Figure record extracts
Start
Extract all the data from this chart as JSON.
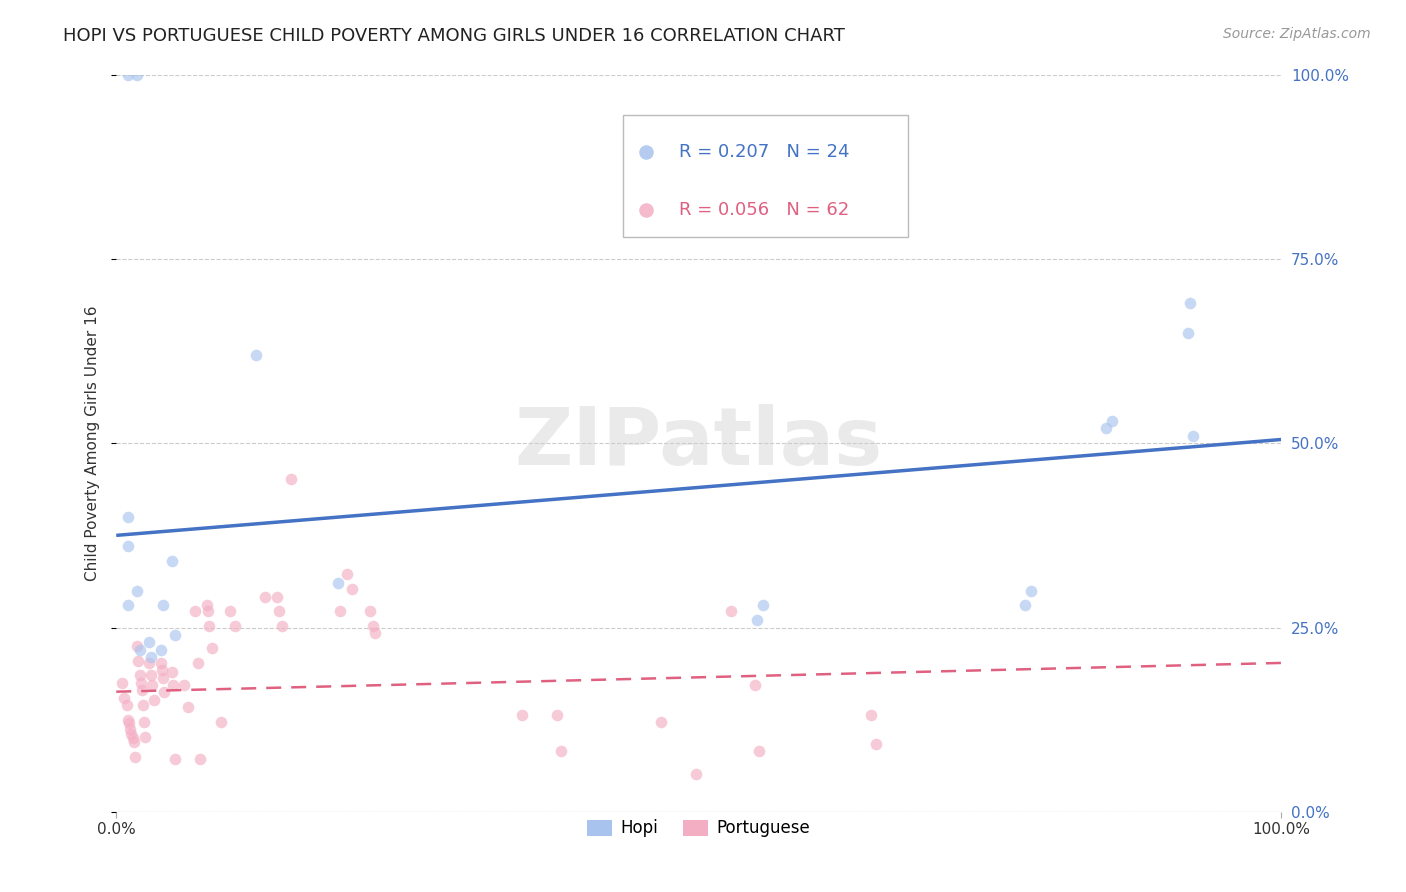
{
  "title": "HOPI VS PORTUGUESE CHILD POVERTY AMONG GIRLS UNDER 16 CORRELATION CHART",
  "source": "Source: ZipAtlas.com",
  "ylabel": "Child Poverty Among Girls Under 16",
  "xlim": [
    0,
    1.0
  ],
  "ylim": [
    0,
    1.0
  ],
  "ytick_vals": [
    0.0,
    0.25,
    0.5,
    0.75,
    1.0
  ],
  "ytick_labels": [
    "0.0%",
    "25.0%",
    "50.0%",
    "75.0%",
    "100.0%"
  ],
  "xtick_vals": [
    0.0,
    1.0
  ],
  "xtick_labels": [
    "0.0%",
    "100.0%"
  ],
  "hopi_R": "0.207",
  "hopi_N": "24",
  "port_R": "0.056",
  "port_N": "62",
  "hopi_color": "#a8c4ee",
  "port_color": "#f4aec4",
  "hopi_line_color": "#4472c4",
  "port_line_color": "#e06080",
  "background_color": "#ffffff",
  "grid_color": "#cccccc",
  "watermark": "ZIPatlas",
  "hopi_x": [
    0.01,
    0.018,
    0.01,
    0.01,
    0.01,
    0.018,
    0.02,
    0.028,
    0.03,
    0.038,
    0.04,
    0.048,
    0.05,
    0.12,
    0.19,
    0.55,
    0.555,
    0.78,
    0.785,
    0.85,
    0.855,
    0.92,
    0.922,
    0.924
  ],
  "hopi_y": [
    1.0,
    1.0,
    0.4,
    0.36,
    0.28,
    0.3,
    0.22,
    0.23,
    0.21,
    0.22,
    0.28,
    0.34,
    0.24,
    0.62,
    0.31,
    0.26,
    0.28,
    0.28,
    0.3,
    0.52,
    0.53,
    0.65,
    0.69,
    0.51
  ],
  "port_x": [
    0.005,
    0.007,
    0.009,
    0.01,
    0.011,
    0.012,
    0.013,
    0.014,
    0.015,
    0.016,
    0.018,
    0.019,
    0.02,
    0.021,
    0.022,
    0.023,
    0.024,
    0.025,
    0.028,
    0.03,
    0.031,
    0.032,
    0.038,
    0.039,
    0.04,
    0.041,
    0.048,
    0.049,
    0.05,
    0.058,
    0.062,
    0.068,
    0.07,
    0.072,
    0.078,
    0.079,
    0.08,
    0.082,
    0.09,
    0.098,
    0.102,
    0.128,
    0.138,
    0.14,
    0.142,
    0.15,
    0.192,
    0.198,
    0.202,
    0.218,
    0.22,
    0.222,
    0.348,
    0.378,
    0.382,
    0.468,
    0.498,
    0.528,
    0.548,
    0.552,
    0.648,
    0.652
  ],
  "port_y": [
    0.175,
    0.155,
    0.145,
    0.125,
    0.12,
    0.112,
    0.105,
    0.1,
    0.095,
    0.075,
    0.225,
    0.205,
    0.185,
    0.175,
    0.165,
    0.145,
    0.122,
    0.102,
    0.202,
    0.185,
    0.172,
    0.152,
    0.202,
    0.192,
    0.182,
    0.162,
    0.19,
    0.172,
    0.072,
    0.172,
    0.142,
    0.272,
    0.202,
    0.072,
    0.28,
    0.272,
    0.252,
    0.222,
    0.122,
    0.272,
    0.252,
    0.292,
    0.292,
    0.272,
    0.252,
    0.452,
    0.272,
    0.322,
    0.302,
    0.272,
    0.252,
    0.242,
    0.132,
    0.132,
    0.082,
    0.122,
    0.052,
    0.272,
    0.172,
    0.082,
    0.132,
    0.092
  ],
  "title_fontsize": 13,
  "axis_label_fontsize": 11,
  "tick_fontsize": 11,
  "legend_fontsize": 13,
  "source_fontsize": 10,
  "marker_size": 70,
  "marker_alpha": 0.65,
  "hopi_trendline_x": [
    0.0,
    1.0
  ],
  "hopi_trendline_y": [
    0.375,
    0.505
  ],
  "port_trendline_x": [
    0.0,
    1.0
  ],
  "port_trendline_y": [
    0.163,
    0.202
  ]
}
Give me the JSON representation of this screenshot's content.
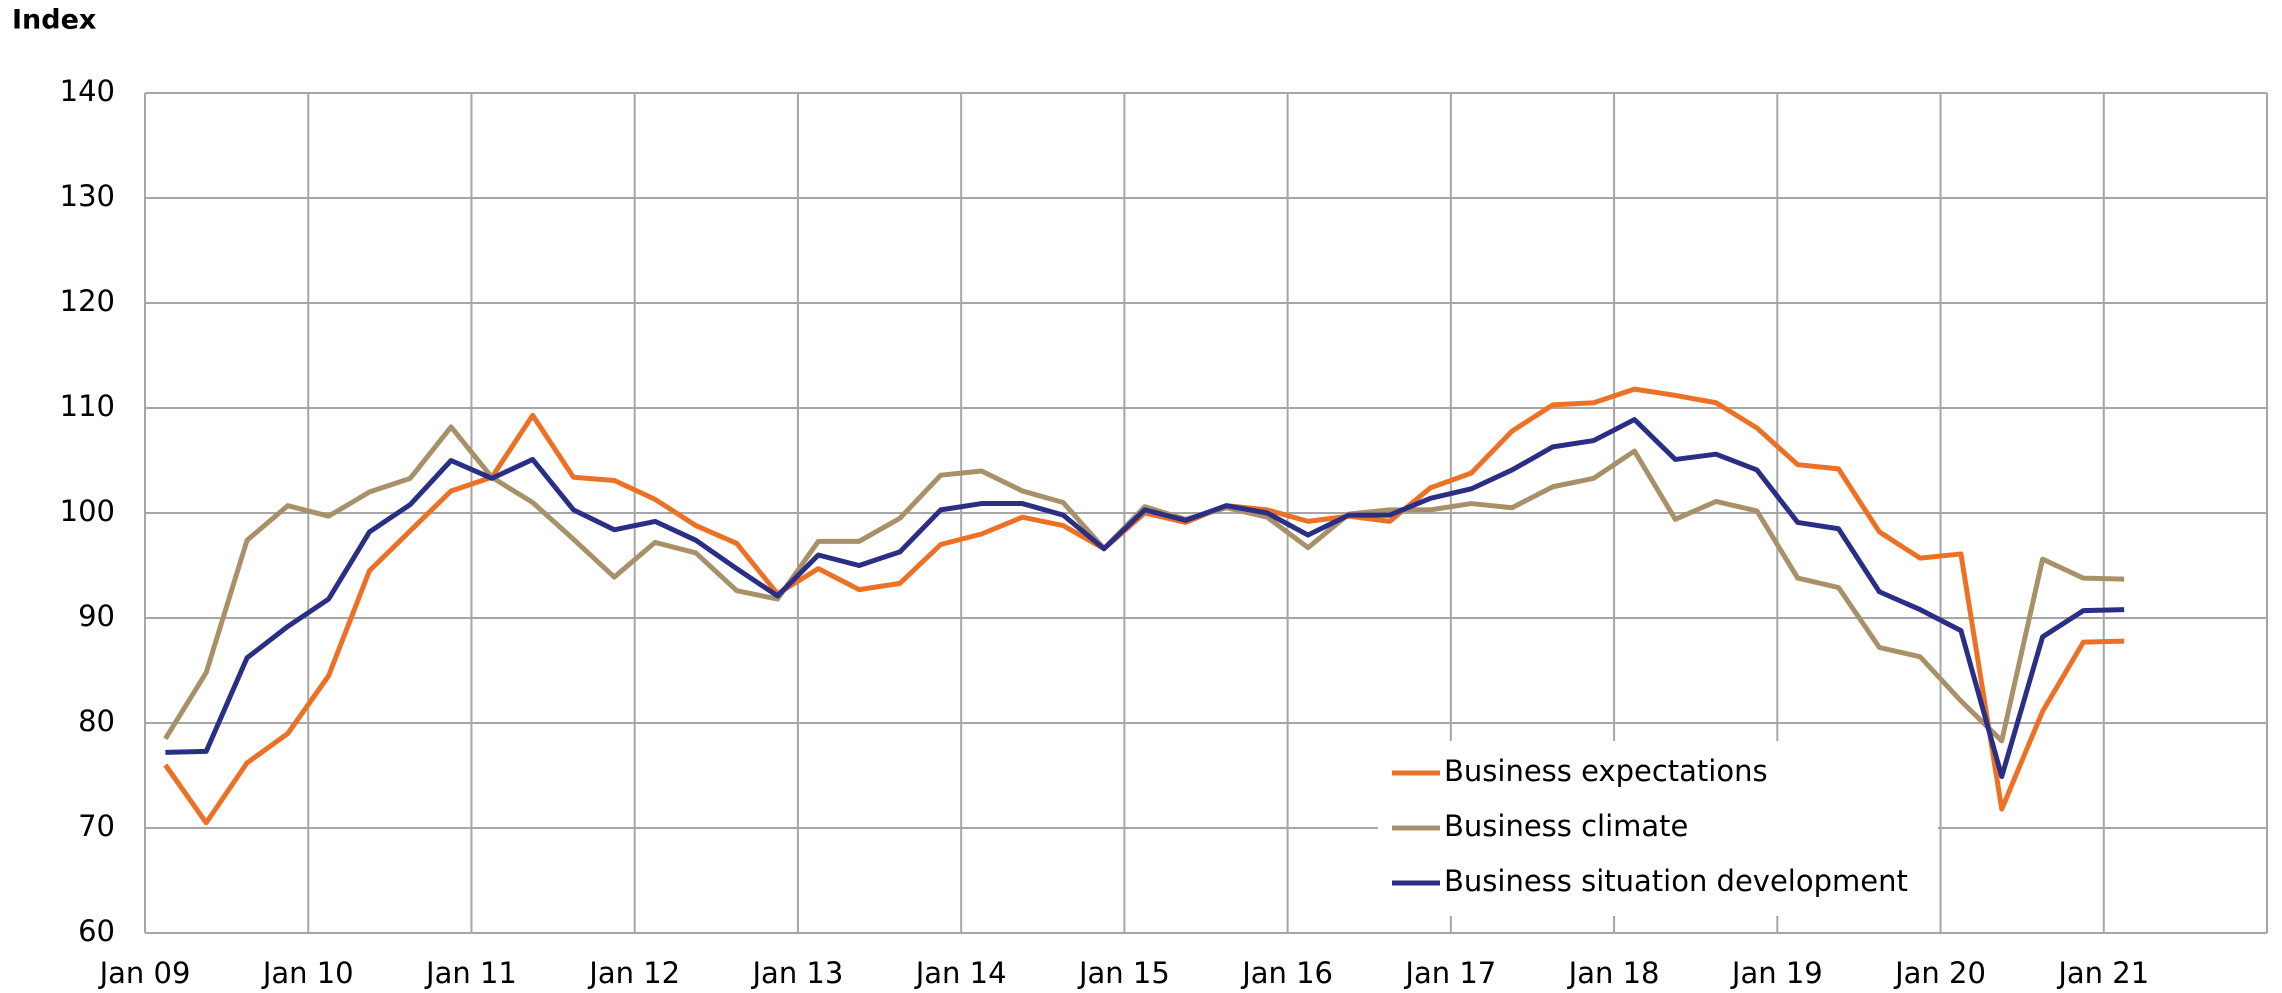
{
  "chart_data": {
    "type": "line",
    "y_axis_label": "Index",
    "xlim": [
      2009,
      2022
    ],
    "xticks": [
      {
        "value": 2009,
        "label": "Jan 09"
      },
      {
        "value": 2010,
        "label": "Jan 10"
      },
      {
        "value": 2011,
        "label": "Jan 11"
      },
      {
        "value": 2012,
        "label": "Jan 12"
      },
      {
        "value": 2013,
        "label": "Jan 13"
      },
      {
        "value": 2014,
        "label": "Jan 14"
      },
      {
        "value": 2015,
        "label": "Jan 15"
      },
      {
        "value": 2016,
        "label": "Jan 16"
      },
      {
        "value": 2017,
        "label": "Jan 17"
      },
      {
        "value": 2018,
        "label": "Jan 18"
      },
      {
        "value": 2019,
        "label": "Jan 19"
      },
      {
        "value": 2020,
        "label": "Jan 20"
      },
      {
        "value": 2021,
        "label": "Jan 21"
      }
    ],
    "ylim": [
      60,
      140
    ],
    "yticks": [
      60,
      70,
      80,
      90,
      100,
      110,
      120,
      130,
      140
    ],
    "grid": true,
    "legend": "bottom-center",
    "x": [
      2009.125,
      2009.375,
      2009.625,
      2009.875,
      2010.125,
      2010.375,
      2010.625,
      2010.875,
      2011.125,
      2011.375,
      2011.625,
      2011.875,
      2012.125,
      2012.375,
      2012.625,
      2012.875,
      2013.125,
      2013.375,
      2013.625,
      2013.875,
      2014.125,
      2014.375,
      2014.625,
      2014.875,
      2015.125,
      2015.375,
      2015.625,
      2015.875,
      2016.125,
      2016.375,
      2016.625,
      2016.875,
      2017.125,
      2017.375,
      2017.625,
      2017.875,
      2018.125,
      2018.375,
      2018.625,
      2018.875,
      2019.125,
      2019.375,
      2019.625,
      2019.875,
      2020.125,
      2020.375,
      2020.625,
      2020.875,
      2021.125
    ],
    "series": [
      {
        "name": "Business expectations",
        "color": "#ed7125",
        "values": [
          76,
          70.5,
          76.2,
          79,
          84.5,
          94.5,
          98.3,
          102.1,
          103.4,
          109.3,
          103.4,
          103.1,
          101.3,
          98.8,
          97.1,
          92.3,
          94.7,
          92.7,
          93.3,
          97,
          98,
          99.6,
          98.8,
          96.6,
          100,
          99.1,
          100.7,
          100.3,
          99.2,
          99.7,
          99.2,
          102.4,
          103.8,
          107.8,
          110.3,
          110.5,
          111.8,
          111.2,
          110.5,
          108.1,
          104.6,
          104.2,
          98.2,
          95.7,
          96.1,
          71.8,
          81.1,
          87.7,
          87.8
        ]
      },
      {
        "name": "Business climate",
        "color": "#a89169",
        "values": [
          78.5,
          84.8,
          97.4,
          100.7,
          99.7,
          102,
          103.3,
          108.2,
          103.4,
          101,
          97.5,
          93.9,
          97.2,
          96.2,
          92.6,
          91.8,
          97.3,
          97.3,
          99.5,
          103.6,
          104,
          102.1,
          101,
          96.6,
          100.6,
          99.4,
          100.5,
          99.6,
          96.7,
          99.9,
          100.3,
          100.3,
          100.9,
          100.5,
          102.5,
          103.3,
          105.9,
          99.4,
          101.1,
          100.2,
          93.8,
          92.9,
          87.2,
          86.3,
          82.1,
          78.3,
          95.6,
          93.8,
          93.7
        ]
      },
      {
        "name": "Business situation development",
        "color": "#2a2f86",
        "values": [
          77.2,
          77.3,
          86.2,
          89.2,
          91.8,
          98.2,
          100.8,
          105,
          103.3,
          105.1,
          100.3,
          98.4,
          99.2,
          97.4,
          94.7,
          92.1,
          96,
          95,
          96.3,
          100.3,
          100.9,
          100.9,
          99.8,
          96.6,
          100.3,
          99.3,
          100.7,
          100,
          97.9,
          99.8,
          99.8,
          101.4,
          102.3,
          104.1,
          106.3,
          106.9,
          108.9,
          105.1,
          105.6,
          104.1,
          99.1,
          98.5,
          92.5,
          90.8,
          88.8,
          74.9,
          88.2,
          90.7,
          90.8
        ]
      }
    ]
  }
}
End
Scan the data above and copy every line with "name" in it.

        "name": "Business expectations",
        "name": "Business climate",
        "name": "Business situation development",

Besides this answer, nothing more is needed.